В больницах я бредила, что бестелесные существа иного пола, да и вообще иные – другие, чужие – лезут к моим девочкам, пользуясь их незащищенностью разумом. И велела, если впускать, то только через комнату свиданий, только чтоб галантно приподняли шляпу, только выбрав свободное место на скамейке.
Мне Тамара Георгиевна рассказала, как однажды больная испытала оргазм безо всяких со своей стороны усилий. Они же, бестелесные, всюду сумеют пролезть. Да простят мне Махатмы, Великие Учителя Востока, но я и их появления боялась.
Юра «утешил», показав, как отличить галлюцинацию от реального существа: оттянуть назад веко, и если изображение не исчезнет – значит, не галлюцинация. Чудесный совет! Да я как увижу что-нибудь этакое – сразу в обморок упаду, до оттягивания века просто дело не дойдет.
Вот он, стоит у меня фотографией на столе. Но я не буду плакать, что его рядом нет. Потому что на соседней стене – фотография «Приюта шести» – так они назвали свой домик в горах в честь погибших ребят. А для нас с ним дороже детей ничего нет. «Архипелаг ГУЛАГ» есть, но нет в массовом сознании погибшей Атлантиды детских клубов, коммун, секций. Они ушли под воду. Вот уже первые археологи появились: некто Роман Синельников ведет запись всех коммунарских песен, откапывает историю коммунарства, издает сборники.

→ Задание
Объясните по тексту для анализа, почему рассказчица считает совет Юры о проверке галлюцинаций бесполезным для себя. Уложитесь в одно–три предложения. Приведенные далее строки никак не связаны с текстом для анализа.

→ Исходные данные
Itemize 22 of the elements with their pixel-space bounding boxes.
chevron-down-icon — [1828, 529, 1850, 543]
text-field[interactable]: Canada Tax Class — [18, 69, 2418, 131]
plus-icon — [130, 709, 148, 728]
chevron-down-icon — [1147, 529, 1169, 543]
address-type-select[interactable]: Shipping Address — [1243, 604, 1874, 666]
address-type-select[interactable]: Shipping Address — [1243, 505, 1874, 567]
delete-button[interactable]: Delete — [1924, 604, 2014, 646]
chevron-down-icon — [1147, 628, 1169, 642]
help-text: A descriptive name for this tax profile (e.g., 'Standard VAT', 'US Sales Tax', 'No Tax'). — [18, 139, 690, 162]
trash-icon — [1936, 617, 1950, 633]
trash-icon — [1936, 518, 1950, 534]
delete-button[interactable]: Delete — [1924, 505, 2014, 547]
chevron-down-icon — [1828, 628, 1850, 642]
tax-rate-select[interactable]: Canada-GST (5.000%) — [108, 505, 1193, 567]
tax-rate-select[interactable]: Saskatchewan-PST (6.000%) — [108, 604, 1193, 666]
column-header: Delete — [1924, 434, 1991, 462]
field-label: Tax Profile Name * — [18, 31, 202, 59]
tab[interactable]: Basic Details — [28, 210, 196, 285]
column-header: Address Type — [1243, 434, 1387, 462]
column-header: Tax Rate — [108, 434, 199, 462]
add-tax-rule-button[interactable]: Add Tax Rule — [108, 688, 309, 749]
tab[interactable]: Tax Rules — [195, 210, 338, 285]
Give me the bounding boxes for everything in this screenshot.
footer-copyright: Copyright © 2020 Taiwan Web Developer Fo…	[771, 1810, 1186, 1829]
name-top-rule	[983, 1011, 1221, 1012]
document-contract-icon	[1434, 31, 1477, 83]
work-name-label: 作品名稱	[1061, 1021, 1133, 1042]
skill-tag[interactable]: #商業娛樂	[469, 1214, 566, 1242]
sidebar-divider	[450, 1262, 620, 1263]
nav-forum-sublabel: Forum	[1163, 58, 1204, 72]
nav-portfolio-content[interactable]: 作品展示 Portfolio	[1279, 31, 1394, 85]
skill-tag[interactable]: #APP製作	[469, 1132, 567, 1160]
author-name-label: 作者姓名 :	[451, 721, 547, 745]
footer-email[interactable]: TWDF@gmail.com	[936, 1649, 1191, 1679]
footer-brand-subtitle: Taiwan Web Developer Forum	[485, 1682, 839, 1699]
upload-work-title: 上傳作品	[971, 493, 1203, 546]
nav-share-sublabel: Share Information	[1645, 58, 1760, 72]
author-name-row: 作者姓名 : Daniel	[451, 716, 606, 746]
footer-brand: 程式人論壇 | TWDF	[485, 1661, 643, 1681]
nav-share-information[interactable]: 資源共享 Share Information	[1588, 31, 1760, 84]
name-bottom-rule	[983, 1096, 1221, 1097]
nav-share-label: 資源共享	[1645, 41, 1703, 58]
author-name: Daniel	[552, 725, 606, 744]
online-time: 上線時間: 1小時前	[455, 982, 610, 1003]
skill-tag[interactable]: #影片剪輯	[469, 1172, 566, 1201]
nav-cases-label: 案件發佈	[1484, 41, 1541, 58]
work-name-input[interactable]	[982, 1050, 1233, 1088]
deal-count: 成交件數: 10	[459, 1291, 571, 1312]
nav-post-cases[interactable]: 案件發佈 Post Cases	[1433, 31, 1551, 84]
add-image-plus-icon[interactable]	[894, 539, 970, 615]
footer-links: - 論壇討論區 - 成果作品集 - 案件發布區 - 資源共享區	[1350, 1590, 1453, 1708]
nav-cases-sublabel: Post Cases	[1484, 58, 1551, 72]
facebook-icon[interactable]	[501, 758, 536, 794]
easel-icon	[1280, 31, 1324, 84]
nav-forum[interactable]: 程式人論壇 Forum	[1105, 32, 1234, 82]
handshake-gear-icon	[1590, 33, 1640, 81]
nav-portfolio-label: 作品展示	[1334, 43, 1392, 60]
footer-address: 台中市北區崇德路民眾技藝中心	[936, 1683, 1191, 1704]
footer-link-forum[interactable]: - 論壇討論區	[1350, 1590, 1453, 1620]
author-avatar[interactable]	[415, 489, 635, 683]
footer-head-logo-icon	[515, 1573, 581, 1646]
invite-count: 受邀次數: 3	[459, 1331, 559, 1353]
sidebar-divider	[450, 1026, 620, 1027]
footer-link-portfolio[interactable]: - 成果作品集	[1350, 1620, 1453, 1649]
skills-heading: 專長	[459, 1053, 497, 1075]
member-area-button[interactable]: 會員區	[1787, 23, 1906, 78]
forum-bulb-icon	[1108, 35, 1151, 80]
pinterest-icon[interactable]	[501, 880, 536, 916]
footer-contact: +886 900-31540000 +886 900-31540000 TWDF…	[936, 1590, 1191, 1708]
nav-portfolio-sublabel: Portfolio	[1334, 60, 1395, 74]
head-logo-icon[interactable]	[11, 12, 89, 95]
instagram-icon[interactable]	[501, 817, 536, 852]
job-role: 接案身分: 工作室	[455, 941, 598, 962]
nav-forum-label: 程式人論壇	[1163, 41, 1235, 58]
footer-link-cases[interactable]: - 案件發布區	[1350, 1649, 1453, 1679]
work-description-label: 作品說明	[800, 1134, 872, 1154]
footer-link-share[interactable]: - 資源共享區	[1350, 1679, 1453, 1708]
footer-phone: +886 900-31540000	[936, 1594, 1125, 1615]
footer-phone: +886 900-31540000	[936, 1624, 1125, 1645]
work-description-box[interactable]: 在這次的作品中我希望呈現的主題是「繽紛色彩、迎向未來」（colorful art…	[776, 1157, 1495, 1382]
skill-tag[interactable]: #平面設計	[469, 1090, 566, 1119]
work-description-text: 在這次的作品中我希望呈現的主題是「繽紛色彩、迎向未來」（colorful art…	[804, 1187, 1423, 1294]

→ Ответ
Юра советовал оттянуть назад веко: если изображение не исчезнет, значит, это не галлюцинация. Однако рассказчица говорит, что, увидев нечто подобное, сразу упадет в обморок, поэтому до оттягивания века дело просто не дойдет.